_Exercise description_
Extract the listing in its entirety, keeping each line identical to the original.

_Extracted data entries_
/---

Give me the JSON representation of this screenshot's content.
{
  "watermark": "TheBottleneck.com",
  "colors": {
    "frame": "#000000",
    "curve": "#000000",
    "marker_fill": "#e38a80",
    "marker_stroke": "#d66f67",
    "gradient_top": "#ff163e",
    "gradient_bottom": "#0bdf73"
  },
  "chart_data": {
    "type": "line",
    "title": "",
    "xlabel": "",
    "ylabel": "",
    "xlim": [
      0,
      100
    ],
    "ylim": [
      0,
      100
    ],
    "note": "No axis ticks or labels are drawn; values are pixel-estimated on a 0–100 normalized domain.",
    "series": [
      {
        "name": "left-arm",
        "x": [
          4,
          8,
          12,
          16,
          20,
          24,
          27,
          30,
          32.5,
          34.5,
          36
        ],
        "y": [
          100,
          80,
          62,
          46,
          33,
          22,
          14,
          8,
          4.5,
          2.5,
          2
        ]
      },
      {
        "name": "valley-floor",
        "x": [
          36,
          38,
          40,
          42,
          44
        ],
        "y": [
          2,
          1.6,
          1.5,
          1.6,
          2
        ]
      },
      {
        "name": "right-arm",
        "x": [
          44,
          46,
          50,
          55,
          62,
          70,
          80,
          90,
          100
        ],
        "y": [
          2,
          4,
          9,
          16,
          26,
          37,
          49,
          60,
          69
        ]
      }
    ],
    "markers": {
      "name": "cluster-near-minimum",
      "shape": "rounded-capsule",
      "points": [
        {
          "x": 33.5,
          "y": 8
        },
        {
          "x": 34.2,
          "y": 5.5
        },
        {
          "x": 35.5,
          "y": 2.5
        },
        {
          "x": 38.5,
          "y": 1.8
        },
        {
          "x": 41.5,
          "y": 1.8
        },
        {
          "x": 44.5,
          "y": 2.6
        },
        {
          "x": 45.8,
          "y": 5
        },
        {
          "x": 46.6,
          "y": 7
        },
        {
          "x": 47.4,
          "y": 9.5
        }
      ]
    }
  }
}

\---

_Exercise output_
Give me the JSON representation of this screenshot's content.
{
  "watermark": "TheBottleneck.com",
  "colors": {
    "frame": "#000000",
    "curve": "#000000",
    "marker_fill": "#e38a80",
    "marker_stroke": "#d66f67",
    "gradient_top": "#ff163e",
    "gradient_bottom": "#0bdf73"
  },
  "chart_data": {
    "type": "line",
    "title": "",
    "xlabel": "",
    "ylabel": "",
    "xlim": [
      0,
      100
    ],
    "ylim": [
      0,
      100
    ],
    "note": "No axis ticks or labels are drawn; values are pixel-estimated on a 0–100 normalized domain.",
    "series": [
      {
        "name": "left-arm",
        "x": [
          4,
          8,
          12,
          16,
          20,
          24,
          27,
          30,
          32.5,
          34.5,
          36
        ],
        "y": [
          100,
          80,
          62,
          46,
          33,
          22,
          14,
          8,
          4.5,
          2.5,
          2
        ]
      },
      {
        "name": "valley-floor",
        "x": [
          36,
          38,
          40,
          42,
          44
        ],
        "y": [
          2,
          1.6,
          1.5,
          1.6,
          2
        ]
      },
      {
        "name": "right-arm",
        "x": [
          44,
          46,
          50,
          55,
          62,
          70,
          80,
          90,
          100
        ],
        "y": [
          2,
          4,
          9,
          16,
          26,
          37,
          49,
          60,
          69
        ]
      }
    ],
    "markers": {
      "name": "cluster-near-minimum",
      "shape": "rounded-capsule",
      "points": [
        {
          "x": 33.5,
          "y": 8
        },
        {
          "x": 34.2,
          "y": 5.5
        },
        {
          "x": 35.5,
          "y": 2.5
        },
        {
          "x": 38.5,
          "y": 1.8
        },
        {
          "x": 41.5,
          "y": 1.8
        },
        {
          "x": 44.5,
          "y": 2.6
        },
        {
          "x": 45.8,
          "y": 5
        },
        {
          "x": 46.6,
          "y": 7
        },
        {
          "x": 47.4,
          "y": 9.5
        }
      ]
    }
  }
}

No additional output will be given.